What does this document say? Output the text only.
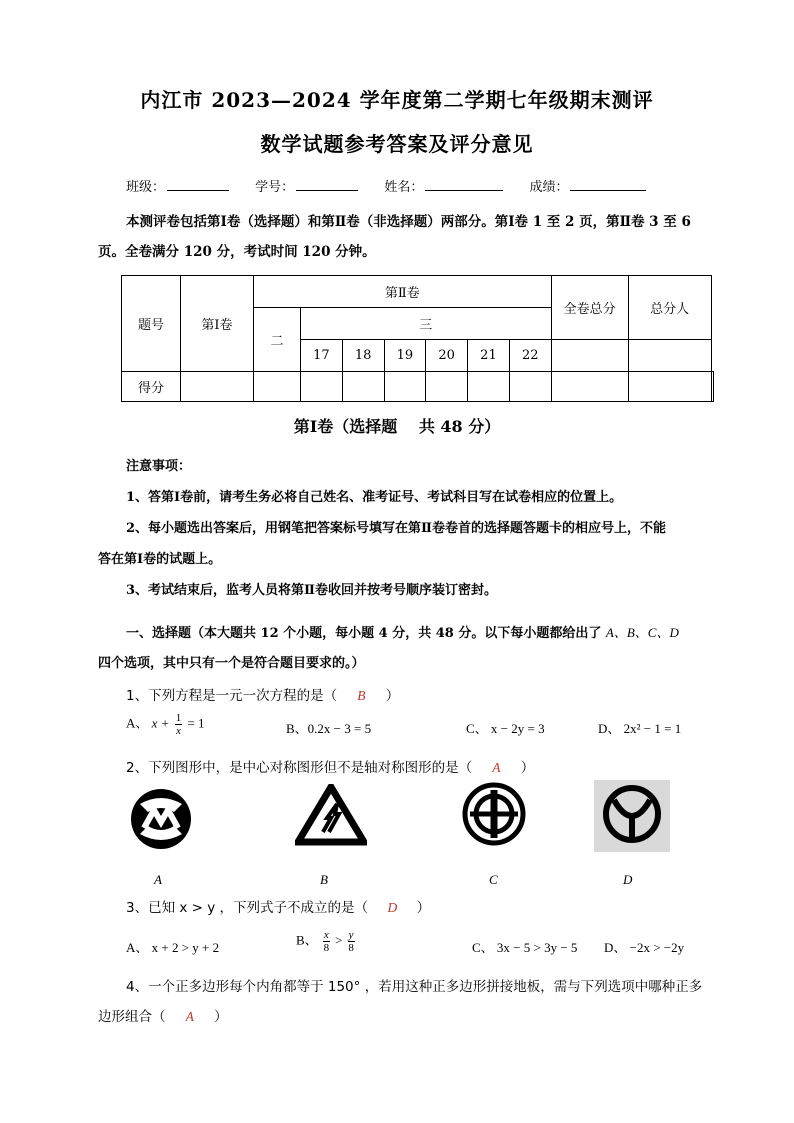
内江市 2023—2024 学年度第二学期七年级期末测评
数学试题参考答案及评分意见
班级：	学号：	姓名：	成绩：
本测评卷包括第Ⅰ卷（选择题）和第Ⅱ卷（非选择题）两部分。第Ⅰ卷 1 至 2 页，第Ⅱ卷 3 至 6
页。全卷满分 120 分，考试时间 120 分钟。
题号	第Ⅰ卷	第Ⅱ卷							全卷总分	总分人	
		二	三								
			17	18	19	20	21	22			
得分											
第Ⅰ卷（选择题　 共 48 分）
注意事项：
1、答第Ⅰ卷前，请考生务必将自己姓名、准考证号、考试科目写在试卷相应的位置上。
2、每小题选出答案后，用钢笔把答案标号填写在第Ⅱ卷卷首的选择题答题卡的相应号上，不能
答在第Ⅰ卷的试题上。
3、考试结束后，监考人员将第Ⅱ卷收回并按考号顺序装订密封。
一、选择题（本大题共 12 个小题，每小题 4 分，共 48 分。以下每小题都给出了 A、B、C、D
四个选项，其中只有一个是符合题目要求的。）
1、下列方程是一元一次方程的是（ B ）
A、 $x + \frac{1}{x} = 1$	B、0.2x − 3 = 5	C、 x − 2y = 3	D、 2x² − 1 = 1
2、下列图形中，是中心对称图形但不是轴对称图形的是（ A ）
A	B	C	D
3、已知 x > y ，下列式子不成立的是（ D ）
A、 x + 2 > y + 2
B、 $\frac{x}{8} > \frac{y}{8}$	C、 3x − 5 > 3y − 5 D、 −2x > −2y
4、一个正多边形每个内角都等于 150° ，若用这种正多边形拼接地板，需与下列选项中哪种正多
边形组合（ A ）
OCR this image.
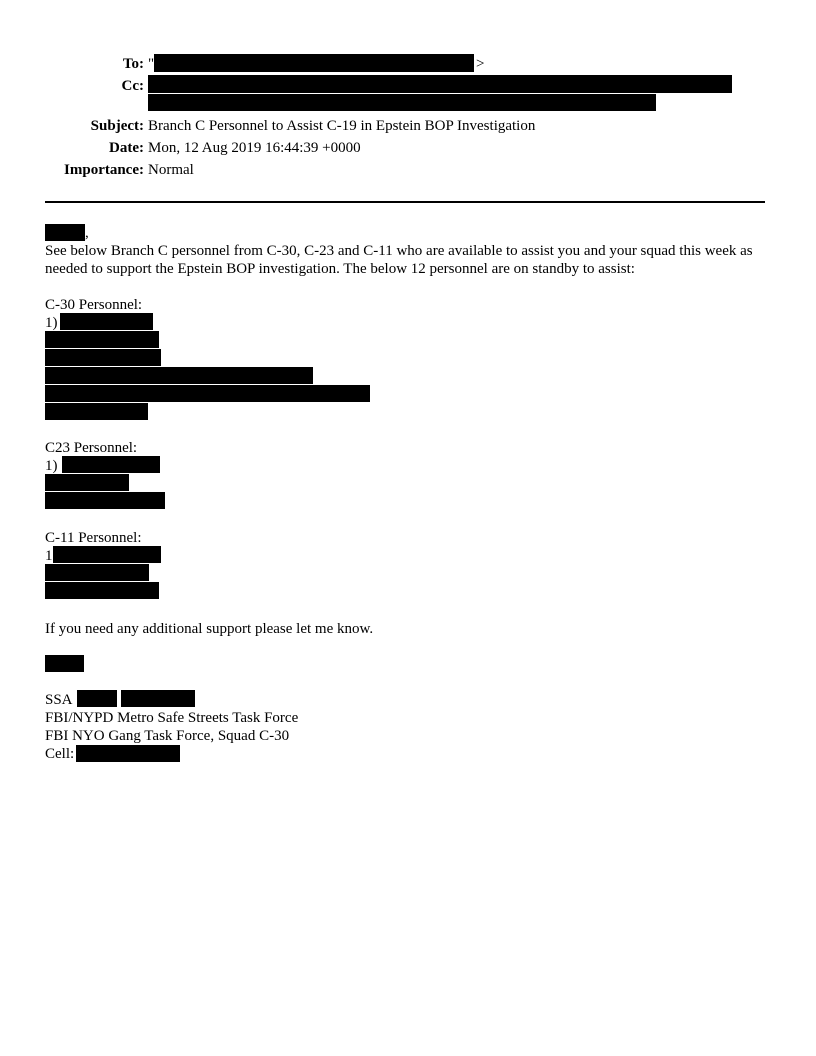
To: "	>
Cc:
Subject: Branch C Personnel to Assist C-19 in Epstein BOP Investigation
Date: Mon, 12 Aug 2019 16:44:39 +0000
Importance: Normal
,
See below Branch C personnel from C-30, C-23 and C-11 who are available to assist you and your squad this week as needed to support the Epstein BOP investigation. The below 12 personnel are on standby to assist:
C-30 Personnel:
1)
C23 Personnel:
1)
C-11 Personnel:
1
If you need any additional support please let me know.
SSA
FBI/NYPD Metro Safe Streets Task Force
FBI NYO Gang Task Force, Squad C-30
Cell:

****************

Starting at the line with "OCR this image.", output each line through the final one of the listing above, and nothing else. Pictures are to be left out.

Solution:
OCR this image.
To: "	>
Cc:
Subject: Branch C Personnel to Assist C-19 in Epstein BOP Investigation
Date: Mon, 12 Aug 2019 16:44:39 +0000
Importance: Normal
,
See below Branch C personnel from C-30, C-23 and C-11 who are available to assist you and your squad this week as needed to support the Epstein BOP investigation. The below 12 personnel are on standby to assist:
C-30 Personnel:
1)
C23 Personnel:
1)
C-11 Personnel:
1
If you need any additional support please let me know.
SSA
FBI/NYPD Metro Safe Streets Task Force
FBI NYO Gang Task Force, Squad C-30
Cell:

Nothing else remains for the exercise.